--- Start Records for processing ---

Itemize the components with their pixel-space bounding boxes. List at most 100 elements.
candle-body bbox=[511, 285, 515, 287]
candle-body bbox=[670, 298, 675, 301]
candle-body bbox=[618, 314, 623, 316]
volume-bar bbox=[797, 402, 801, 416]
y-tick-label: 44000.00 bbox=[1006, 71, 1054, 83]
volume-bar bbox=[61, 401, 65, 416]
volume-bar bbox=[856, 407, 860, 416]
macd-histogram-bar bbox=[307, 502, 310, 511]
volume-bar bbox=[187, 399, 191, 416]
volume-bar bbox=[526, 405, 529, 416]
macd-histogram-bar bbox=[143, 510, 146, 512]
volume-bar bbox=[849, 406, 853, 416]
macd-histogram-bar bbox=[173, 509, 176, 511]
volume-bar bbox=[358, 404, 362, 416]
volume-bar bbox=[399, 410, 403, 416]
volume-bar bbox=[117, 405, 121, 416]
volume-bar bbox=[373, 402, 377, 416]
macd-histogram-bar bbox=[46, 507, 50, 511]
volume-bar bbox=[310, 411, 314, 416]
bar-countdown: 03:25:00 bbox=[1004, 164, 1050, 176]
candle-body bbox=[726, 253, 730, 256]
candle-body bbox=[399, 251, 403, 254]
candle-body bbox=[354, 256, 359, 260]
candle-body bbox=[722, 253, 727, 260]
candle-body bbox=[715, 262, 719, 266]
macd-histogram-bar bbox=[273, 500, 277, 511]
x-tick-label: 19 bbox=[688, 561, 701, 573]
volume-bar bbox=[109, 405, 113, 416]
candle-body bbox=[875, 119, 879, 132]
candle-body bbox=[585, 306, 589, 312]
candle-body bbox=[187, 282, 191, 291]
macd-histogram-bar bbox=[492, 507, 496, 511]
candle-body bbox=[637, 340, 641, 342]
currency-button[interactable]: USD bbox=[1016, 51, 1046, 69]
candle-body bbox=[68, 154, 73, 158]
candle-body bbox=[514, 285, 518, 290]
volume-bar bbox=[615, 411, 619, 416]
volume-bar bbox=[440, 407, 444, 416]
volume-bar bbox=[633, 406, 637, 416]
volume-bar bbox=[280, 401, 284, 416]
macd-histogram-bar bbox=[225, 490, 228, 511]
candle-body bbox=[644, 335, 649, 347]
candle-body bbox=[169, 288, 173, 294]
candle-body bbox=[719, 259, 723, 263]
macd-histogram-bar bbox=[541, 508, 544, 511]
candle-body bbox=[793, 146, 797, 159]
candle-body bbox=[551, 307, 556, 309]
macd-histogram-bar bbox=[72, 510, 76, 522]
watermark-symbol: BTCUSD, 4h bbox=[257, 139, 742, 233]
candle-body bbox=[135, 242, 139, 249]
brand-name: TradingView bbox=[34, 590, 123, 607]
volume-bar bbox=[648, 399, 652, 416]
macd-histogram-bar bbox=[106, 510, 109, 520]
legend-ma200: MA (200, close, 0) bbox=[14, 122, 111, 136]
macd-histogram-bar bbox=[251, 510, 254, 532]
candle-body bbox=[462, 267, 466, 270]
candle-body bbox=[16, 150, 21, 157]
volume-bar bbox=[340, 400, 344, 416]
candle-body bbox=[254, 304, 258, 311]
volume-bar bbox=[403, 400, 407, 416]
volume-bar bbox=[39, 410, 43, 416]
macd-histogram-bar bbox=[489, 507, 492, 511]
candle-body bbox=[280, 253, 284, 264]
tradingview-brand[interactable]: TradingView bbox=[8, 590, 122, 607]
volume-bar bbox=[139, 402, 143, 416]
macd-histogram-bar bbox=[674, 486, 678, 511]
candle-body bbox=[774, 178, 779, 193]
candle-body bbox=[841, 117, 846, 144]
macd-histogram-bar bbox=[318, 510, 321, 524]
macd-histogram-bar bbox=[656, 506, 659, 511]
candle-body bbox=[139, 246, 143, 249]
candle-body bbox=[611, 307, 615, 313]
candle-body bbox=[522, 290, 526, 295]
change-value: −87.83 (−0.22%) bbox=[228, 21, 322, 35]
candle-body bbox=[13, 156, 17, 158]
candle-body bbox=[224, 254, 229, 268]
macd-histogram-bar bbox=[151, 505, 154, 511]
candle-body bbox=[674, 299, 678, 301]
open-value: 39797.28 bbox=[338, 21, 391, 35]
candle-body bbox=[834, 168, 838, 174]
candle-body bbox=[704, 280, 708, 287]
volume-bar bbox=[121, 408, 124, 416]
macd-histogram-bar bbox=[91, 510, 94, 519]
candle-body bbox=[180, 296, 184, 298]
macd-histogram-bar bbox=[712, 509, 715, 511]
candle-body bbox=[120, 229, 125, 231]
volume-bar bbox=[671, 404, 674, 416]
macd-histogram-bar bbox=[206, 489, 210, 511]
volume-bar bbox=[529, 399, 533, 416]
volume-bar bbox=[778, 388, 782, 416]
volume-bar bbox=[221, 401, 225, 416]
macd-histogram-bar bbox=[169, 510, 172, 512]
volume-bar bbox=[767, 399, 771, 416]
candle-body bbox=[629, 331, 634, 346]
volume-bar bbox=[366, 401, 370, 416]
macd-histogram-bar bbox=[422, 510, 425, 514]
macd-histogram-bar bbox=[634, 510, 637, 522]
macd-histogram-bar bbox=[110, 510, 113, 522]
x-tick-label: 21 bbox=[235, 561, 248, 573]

--- End Records for processing ---

To be done:
Reproduce every line of the records above word for word, with nothing changed or left out.

Result of this exercise:
Itemize the components with their pixel-space bounding boxes. List at most 100 elements.
candle-body bbox=[511, 285, 515, 287]
candle-body bbox=[670, 298, 675, 301]
candle-body bbox=[618, 314, 623, 316]
volume-bar bbox=[797, 402, 801, 416]
y-tick-label: 44000.00 bbox=[1006, 71, 1054, 83]
volume-bar bbox=[61, 401, 65, 416]
volume-bar bbox=[856, 407, 860, 416]
macd-histogram-bar bbox=[307, 502, 310, 511]
volume-bar bbox=[187, 399, 191, 416]
volume-bar bbox=[526, 405, 529, 416]
macd-histogram-bar bbox=[143, 510, 146, 512]
volume-bar bbox=[849, 406, 853, 416]
macd-histogram-bar bbox=[173, 509, 176, 511]
volume-bar bbox=[358, 404, 362, 416]
volume-bar bbox=[399, 410, 403, 416]
volume-bar bbox=[117, 405, 121, 416]
volume-bar bbox=[373, 402, 377, 416]
macd-histogram-bar bbox=[46, 507, 50, 511]
volume-bar bbox=[310, 411, 314, 416]
bar-countdown: 03:25:00 bbox=[1004, 164, 1050, 176]
candle-body bbox=[726, 253, 730, 256]
candle-body bbox=[399, 251, 403, 254]
candle-body bbox=[354, 256, 359, 260]
candle-body bbox=[722, 253, 727, 260]
candle-body bbox=[715, 262, 719, 266]
macd-histogram-bar bbox=[273, 500, 277, 511]
x-tick-label: 19 bbox=[688, 561, 701, 573]
volume-bar bbox=[109, 405, 113, 416]
candle-body bbox=[875, 119, 879, 132]
candle-body bbox=[585, 306, 589, 312]
candle-body bbox=[187, 282, 191, 291]
macd-histogram-bar bbox=[492, 507, 496, 511]
candle-body bbox=[637, 340, 641, 342]
currency-button[interactable]: USD bbox=[1016, 51, 1046, 69]
candle-body bbox=[68, 154, 73, 158]
candle-body bbox=[514, 285, 518, 290]
volume-bar bbox=[615, 411, 619, 416]
volume-bar bbox=[440, 407, 444, 416]
volume-bar bbox=[633, 406, 637, 416]
volume-bar bbox=[280, 401, 284, 416]
macd-histogram-bar bbox=[225, 490, 228, 511]
candle-body bbox=[644, 335, 649, 347]
candle-body bbox=[169, 288, 173, 294]
candle-body bbox=[719, 259, 723, 263]
macd-histogram-bar bbox=[541, 508, 544, 511]
candle-body bbox=[793, 146, 797, 159]
candle-body bbox=[551, 307, 556, 309]
macd-histogram-bar bbox=[72, 510, 76, 522]
watermark-symbol: BTCUSD, 4h bbox=[257, 139, 742, 233]
candle-body bbox=[135, 242, 139, 249]
brand-name: TradingView bbox=[34, 590, 123, 607]
volume-bar bbox=[648, 399, 652, 416]
macd-histogram-bar bbox=[106, 510, 109, 520]
legend-ma200: MA (200, close, 0) bbox=[14, 122, 111, 136]
macd-histogram-bar bbox=[251, 510, 254, 532]
candle-body bbox=[462, 267, 466, 270]
candle-body bbox=[16, 150, 21, 157]
volume-bar bbox=[340, 400, 344, 416]
candle-body bbox=[254, 304, 258, 311]
volume-bar bbox=[403, 400, 407, 416]
volume-bar bbox=[39, 410, 43, 416]
macd-histogram-bar bbox=[489, 507, 492, 511]
candle-body bbox=[280, 253, 284, 264]
tradingview-brand[interactable]: TradingView bbox=[8, 590, 122, 607]
volume-bar bbox=[139, 402, 143, 416]
macd-histogram-bar bbox=[674, 486, 678, 511]
candle-body bbox=[774, 178, 779, 193]
candle-body bbox=[841, 117, 846, 144]
macd-histogram-bar bbox=[318, 510, 321, 524]
macd-histogram-bar bbox=[656, 506, 659, 511]
candle-body bbox=[139, 246, 143, 249]
candle-body bbox=[611, 307, 615, 313]
candle-body bbox=[522, 290, 526, 295]
change-value: −87.83 (−0.22%) bbox=[228, 21, 322, 35]
candle-body bbox=[13, 156, 17, 158]
candle-body bbox=[224, 254, 229, 268]
macd-histogram-bar bbox=[151, 505, 154, 511]
candle-body bbox=[674, 299, 678, 301]
open-value: 39797.28 bbox=[338, 21, 391, 35]
candle-body bbox=[834, 168, 838, 174]
candle-body bbox=[704, 280, 708, 287]
volume-bar bbox=[121, 408, 124, 416]
macd-histogram-bar bbox=[91, 510, 94, 519]
candle-body bbox=[180, 296, 184, 298]
macd-histogram-bar bbox=[712, 509, 715, 511]
candle-body bbox=[120, 229, 125, 231]
volume-bar bbox=[671, 404, 674, 416]
macd-histogram-bar bbox=[206, 489, 210, 511]
volume-bar bbox=[529, 399, 533, 416]
volume-bar bbox=[778, 388, 782, 416]
volume-bar bbox=[221, 401, 225, 416]
macd-histogram-bar bbox=[169, 510, 172, 512]
volume-bar bbox=[767, 399, 771, 416]
candle-body bbox=[629, 331, 634, 346]
volume-bar bbox=[366, 401, 370, 416]
macd-histogram-bar bbox=[422, 510, 425, 514]
macd-histogram-bar bbox=[634, 510, 637, 522]
macd-histogram-bar bbox=[110, 510, 113, 522]
x-tick-label: 21 bbox=[235, 561, 248, 573]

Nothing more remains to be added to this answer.